WHAT YOU HAVE TO DO: Copy whichever lines contain the string "痰热郁肺".

RECORDS TO PROCESS:
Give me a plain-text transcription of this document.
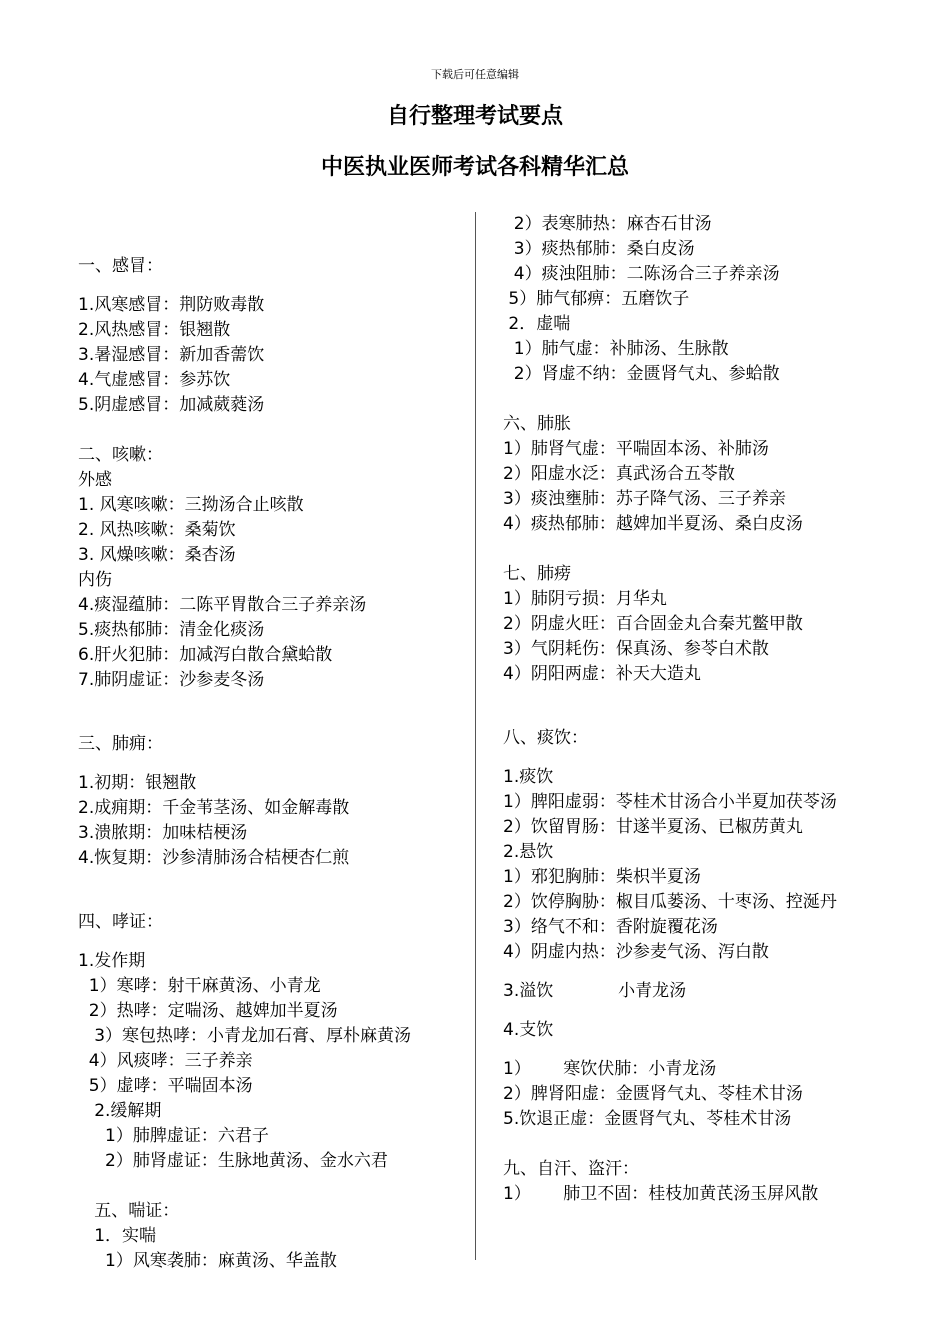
下载后可任意编辑
自行整理考试要点
中医执业医师考试各科精华汇总
一、感冒：
1.风寒感冒：荆防败毒散
2.风热感冒：银翘散
3.暑湿感冒：新加香薷饮
4.气虚感冒：参苏饮
5.阴虚感冒：加减葳蕤汤
二、咳嗽：
外感
1. 风寒咳嗽：三拗汤合止咳散
2. 风热咳嗽：桑菊饮
3. 风燥咳嗽：桑杏汤
内伤
4.痰湿蕴肺：二陈平胃散合三子养亲汤
5.痰热郁肺：清金化痰汤
6.肝火犯肺：加减泻白散合黛蛤散
7.肺阴虚证：沙参麦冬汤
三、肺痈：
1.初期：银翘散
2.成痈期：千金苇茎汤、如金解毒散
3.溃脓期：加味桔梗汤
4.恢复期：沙参清肺汤合桔梗杏仁煎
四、哮证：
1.发作期
1）寒哮：射干麻黄汤、小青龙
2）热哮：定喘汤、越婢加半夏汤
3）寒包热哮：小青龙加石膏、厚朴麻黄汤
4）风痰哮：三子养亲
5）虚哮：平喘固本汤
2.缓解期
1）肺脾虚证：六君子
2）肺肾虚证：生脉地黄汤、金水六君
五、喘证：
1．实喘
1）风寒袭肺：麻黄汤、华盖散
2）表寒肺热：麻杏石甘汤
3）痰热郁肺：桑白皮汤
4）痰浊阻肺：二陈汤合三子养亲汤
5）肺气郁痹：五磨饮子
2．虚喘
1）肺气虚：补肺汤、生脉散
2）肾虚不纳：金匮肾气丸、参蛤散
六、肺胀
1）肺肾气虚：平喘固本汤、补肺汤
2）阳虚水泛：真武汤合五苓散
3）痰浊壅肺：苏子降气汤、三子养亲
4）痰热郁肺：越婢加半夏汤、桑白皮汤
七、肺痨
1）肺阴亏损：月华丸
2）阴虚火旺：百合固金丸合秦艽鳖甲散
3）气阴耗伤：保真汤、参苓白术散
4）阴阳两虚：补天大造丸
八、痰饮：
1.痰饮
1）脾阳虚弱：苓桂术甘汤合小半夏加茯苓汤
2）饮留胃肠：甘遂半夏汤、已椒苈黄丸
2.悬饮
1）邪犯胸肺：柴枳半夏汤
2）饮停胸胁：椒目瓜蒌汤、十枣汤、控涎丹
3）络气不和：香附旋覆花汤
4）阴虚内热：沙参麦气汤、泻白散
3.溢饮            小青龙汤
4.支饮
1）      寒饮伏肺：小青龙汤
2）脾肾阳虚：金匮肾气丸、苓桂术甘汤
5.饮退正虚：金匮肾气丸、苓桂术甘汤
九、自汗、盗汗：
1）      肺卫不固：桂枝加黄芪汤玉屏风散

EXERCISE SOLUTION:
5.痰热郁肺：清金化痰汤
3）痰热郁肺：桑白皮汤
4）痰热郁肺：越婢加半夏汤、桑白皮汤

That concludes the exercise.